* **Work instructions**
Without pictures, output exactly the lines running from the line containing "Extract the structured" to the end of the listing below.

Figure dataset records:

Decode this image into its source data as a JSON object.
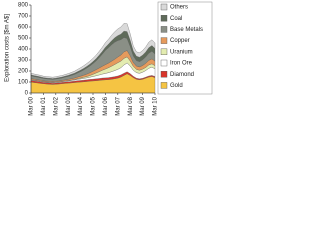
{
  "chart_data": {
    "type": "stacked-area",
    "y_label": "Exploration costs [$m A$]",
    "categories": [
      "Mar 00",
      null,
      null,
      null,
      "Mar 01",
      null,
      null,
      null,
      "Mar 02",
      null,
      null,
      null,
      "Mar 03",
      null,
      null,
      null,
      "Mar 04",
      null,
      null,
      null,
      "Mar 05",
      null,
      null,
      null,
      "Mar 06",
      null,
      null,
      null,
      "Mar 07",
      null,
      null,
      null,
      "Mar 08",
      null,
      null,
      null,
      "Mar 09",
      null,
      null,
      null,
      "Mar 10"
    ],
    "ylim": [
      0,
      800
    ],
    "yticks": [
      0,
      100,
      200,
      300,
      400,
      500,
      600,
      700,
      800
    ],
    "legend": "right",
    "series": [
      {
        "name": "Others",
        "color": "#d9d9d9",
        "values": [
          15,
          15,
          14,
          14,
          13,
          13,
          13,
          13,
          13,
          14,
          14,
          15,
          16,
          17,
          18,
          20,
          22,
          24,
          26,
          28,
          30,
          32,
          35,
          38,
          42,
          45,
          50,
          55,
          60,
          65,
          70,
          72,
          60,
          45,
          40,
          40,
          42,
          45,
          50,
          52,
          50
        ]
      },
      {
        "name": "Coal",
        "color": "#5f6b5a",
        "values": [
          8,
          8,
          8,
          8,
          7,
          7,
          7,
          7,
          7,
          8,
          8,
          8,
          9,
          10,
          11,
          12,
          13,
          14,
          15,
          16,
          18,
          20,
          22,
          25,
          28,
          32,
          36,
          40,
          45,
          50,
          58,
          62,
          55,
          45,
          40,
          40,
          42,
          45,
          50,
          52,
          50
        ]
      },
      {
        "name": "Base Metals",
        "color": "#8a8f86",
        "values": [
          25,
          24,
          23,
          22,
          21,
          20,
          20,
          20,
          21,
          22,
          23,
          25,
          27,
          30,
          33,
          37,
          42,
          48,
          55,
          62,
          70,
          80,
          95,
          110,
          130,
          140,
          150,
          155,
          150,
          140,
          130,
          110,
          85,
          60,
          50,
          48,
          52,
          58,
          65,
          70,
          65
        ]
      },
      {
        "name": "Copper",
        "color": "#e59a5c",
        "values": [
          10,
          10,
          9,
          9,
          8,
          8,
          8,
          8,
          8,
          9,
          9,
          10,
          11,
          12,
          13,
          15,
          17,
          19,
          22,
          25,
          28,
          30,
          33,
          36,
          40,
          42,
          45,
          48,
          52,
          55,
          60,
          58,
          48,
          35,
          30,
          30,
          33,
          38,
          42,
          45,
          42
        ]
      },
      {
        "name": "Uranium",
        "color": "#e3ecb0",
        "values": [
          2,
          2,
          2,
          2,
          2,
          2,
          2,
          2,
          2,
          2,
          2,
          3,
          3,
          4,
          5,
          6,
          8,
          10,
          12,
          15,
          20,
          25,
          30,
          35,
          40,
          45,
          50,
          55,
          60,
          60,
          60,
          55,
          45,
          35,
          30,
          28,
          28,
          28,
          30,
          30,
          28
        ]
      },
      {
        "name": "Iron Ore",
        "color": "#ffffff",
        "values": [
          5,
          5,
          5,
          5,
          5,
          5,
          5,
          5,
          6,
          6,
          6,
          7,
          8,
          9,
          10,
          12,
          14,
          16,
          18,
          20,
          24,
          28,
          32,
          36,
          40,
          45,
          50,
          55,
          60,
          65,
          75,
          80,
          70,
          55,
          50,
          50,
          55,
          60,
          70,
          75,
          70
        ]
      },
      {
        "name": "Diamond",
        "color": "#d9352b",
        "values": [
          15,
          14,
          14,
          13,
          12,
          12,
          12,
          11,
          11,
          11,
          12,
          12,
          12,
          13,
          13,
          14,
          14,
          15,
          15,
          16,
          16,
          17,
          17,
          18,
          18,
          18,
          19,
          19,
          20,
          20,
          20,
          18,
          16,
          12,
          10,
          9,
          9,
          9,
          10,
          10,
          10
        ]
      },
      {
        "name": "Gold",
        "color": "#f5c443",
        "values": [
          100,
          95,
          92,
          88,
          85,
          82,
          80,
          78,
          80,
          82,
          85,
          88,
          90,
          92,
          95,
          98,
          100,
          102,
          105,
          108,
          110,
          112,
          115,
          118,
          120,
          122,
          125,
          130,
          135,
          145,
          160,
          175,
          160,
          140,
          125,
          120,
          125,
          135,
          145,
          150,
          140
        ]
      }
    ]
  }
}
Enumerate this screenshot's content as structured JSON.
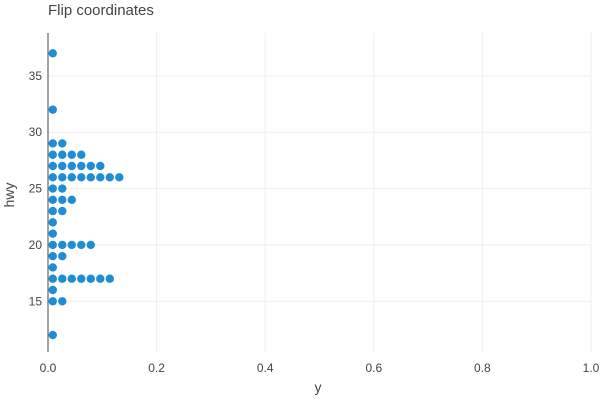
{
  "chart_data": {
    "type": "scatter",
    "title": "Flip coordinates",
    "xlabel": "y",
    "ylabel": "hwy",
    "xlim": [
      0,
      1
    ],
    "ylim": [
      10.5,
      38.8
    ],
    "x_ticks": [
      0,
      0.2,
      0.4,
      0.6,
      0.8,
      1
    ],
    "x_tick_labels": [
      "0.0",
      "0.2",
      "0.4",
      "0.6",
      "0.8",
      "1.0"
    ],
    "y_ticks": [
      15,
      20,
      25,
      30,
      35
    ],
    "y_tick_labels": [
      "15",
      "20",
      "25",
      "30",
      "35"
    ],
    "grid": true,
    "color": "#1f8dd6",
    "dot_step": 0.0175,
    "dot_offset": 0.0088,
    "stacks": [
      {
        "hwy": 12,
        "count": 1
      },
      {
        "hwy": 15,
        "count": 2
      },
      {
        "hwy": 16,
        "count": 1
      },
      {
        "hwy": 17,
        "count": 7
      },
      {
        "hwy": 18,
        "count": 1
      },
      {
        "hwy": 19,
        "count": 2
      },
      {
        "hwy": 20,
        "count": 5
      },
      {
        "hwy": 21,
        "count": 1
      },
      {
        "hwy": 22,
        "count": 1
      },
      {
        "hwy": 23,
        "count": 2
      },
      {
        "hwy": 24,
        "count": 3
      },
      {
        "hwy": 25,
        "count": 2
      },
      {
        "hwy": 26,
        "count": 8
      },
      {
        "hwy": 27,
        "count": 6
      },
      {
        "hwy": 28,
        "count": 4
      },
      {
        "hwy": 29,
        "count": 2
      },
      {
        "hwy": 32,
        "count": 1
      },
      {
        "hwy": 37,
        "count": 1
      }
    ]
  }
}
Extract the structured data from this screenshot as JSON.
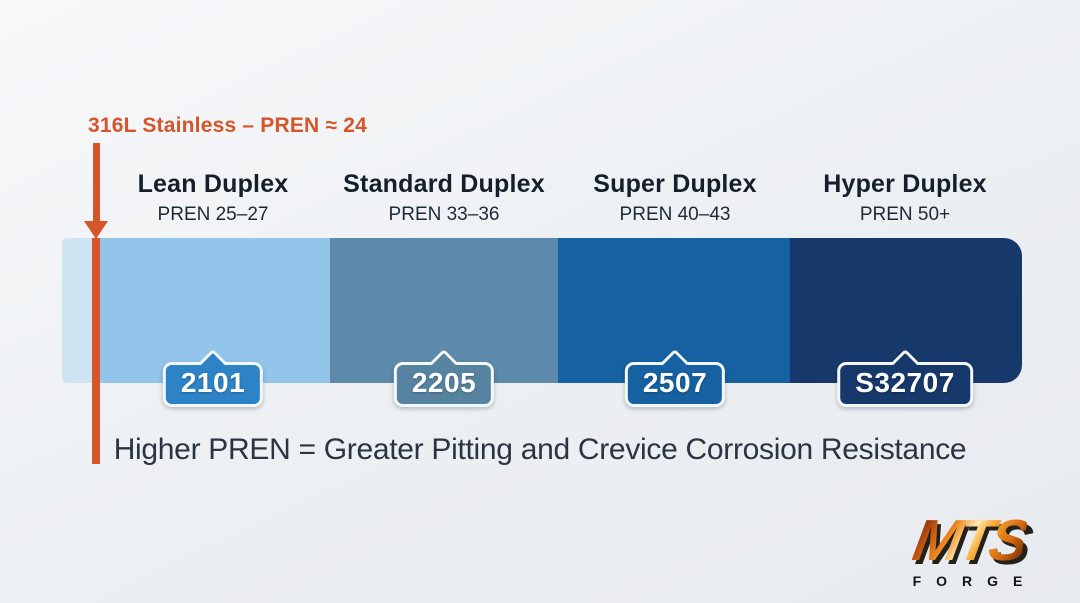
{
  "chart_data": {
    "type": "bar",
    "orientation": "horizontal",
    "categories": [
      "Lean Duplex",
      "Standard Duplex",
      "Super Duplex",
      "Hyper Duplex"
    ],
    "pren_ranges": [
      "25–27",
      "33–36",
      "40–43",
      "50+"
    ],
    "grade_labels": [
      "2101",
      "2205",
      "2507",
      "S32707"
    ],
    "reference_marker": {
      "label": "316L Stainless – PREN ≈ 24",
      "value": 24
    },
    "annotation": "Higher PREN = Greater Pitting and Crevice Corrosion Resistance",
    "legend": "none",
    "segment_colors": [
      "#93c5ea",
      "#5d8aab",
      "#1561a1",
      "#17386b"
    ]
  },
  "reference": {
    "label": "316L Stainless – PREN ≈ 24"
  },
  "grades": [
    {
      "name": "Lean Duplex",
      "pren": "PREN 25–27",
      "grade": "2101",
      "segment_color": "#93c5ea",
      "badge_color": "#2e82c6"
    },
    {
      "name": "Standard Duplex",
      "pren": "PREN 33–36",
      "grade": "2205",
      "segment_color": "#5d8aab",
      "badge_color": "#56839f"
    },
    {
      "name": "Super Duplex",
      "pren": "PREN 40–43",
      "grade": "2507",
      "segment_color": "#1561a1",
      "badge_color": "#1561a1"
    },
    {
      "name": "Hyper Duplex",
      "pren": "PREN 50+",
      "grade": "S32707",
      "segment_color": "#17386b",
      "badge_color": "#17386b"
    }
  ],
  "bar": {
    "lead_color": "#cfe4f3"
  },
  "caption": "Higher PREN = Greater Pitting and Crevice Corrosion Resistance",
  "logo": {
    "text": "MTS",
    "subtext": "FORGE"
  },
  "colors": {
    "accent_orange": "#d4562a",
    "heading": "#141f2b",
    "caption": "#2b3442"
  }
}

* **Answer for the task**
Extract the structured data from this screenshot as JSON.
{
  "chart_data": {
    "type": "bar",
    "orientation": "horizontal",
    "categories": [
      "Lean Duplex",
      "Standard Duplex",
      "Super Duplex",
      "Hyper Duplex"
    ],
    "pren_ranges": [
      "25–27",
      "33–36",
      "40–43",
      "50+"
    ],
    "grade_labels": [
      "2101",
      "2205",
      "2507",
      "S32707"
    ],
    "reference_marker": {
      "label": "316L Stainless – PREN ≈ 24",
      "value": 24
    },
    "annotation": "Higher PREN = Greater Pitting and Crevice Corrosion Resistance",
    "legend": "none",
    "segment_colors": [
      "#93c5ea",
      "#5d8aab",
      "#1561a1",
      "#17386b"
    ]
  },
  "reference": {
    "label": "316L Stainless – PREN ≈ 24"
  },
  "grades": [
    {
      "name": "Lean Duplex",
      "pren": "PREN 25–27",
      "grade": "2101",
      "segment_color": "#93c5ea",
      "badge_color": "#2e82c6"
    },
    {
      "name": "Standard Duplex",
      "pren": "PREN 33–36",
      "grade": "2205",
      "segment_color": "#5d8aab",
      "badge_color": "#56839f"
    },
    {
      "name": "Super Duplex",
      "pren": "PREN 40–43",
      "grade": "2507",
      "segment_color": "#1561a1",
      "badge_color": "#1561a1"
    },
    {
      "name": "Hyper Duplex",
      "pren": "PREN 50+",
      "grade": "S32707",
      "segment_color": "#17386b",
      "badge_color": "#17386b"
    }
  ],
  "bar": {
    "lead_color": "#cfe4f3"
  },
  "caption": "Higher PREN = Greater Pitting and Crevice Corrosion Resistance",
  "logo": {
    "text": "MTS",
    "subtext": "FORGE"
  },
  "colors": {
    "accent_orange": "#d4562a",
    "heading": "#141f2b",
    "caption": "#2b3442"
  }
}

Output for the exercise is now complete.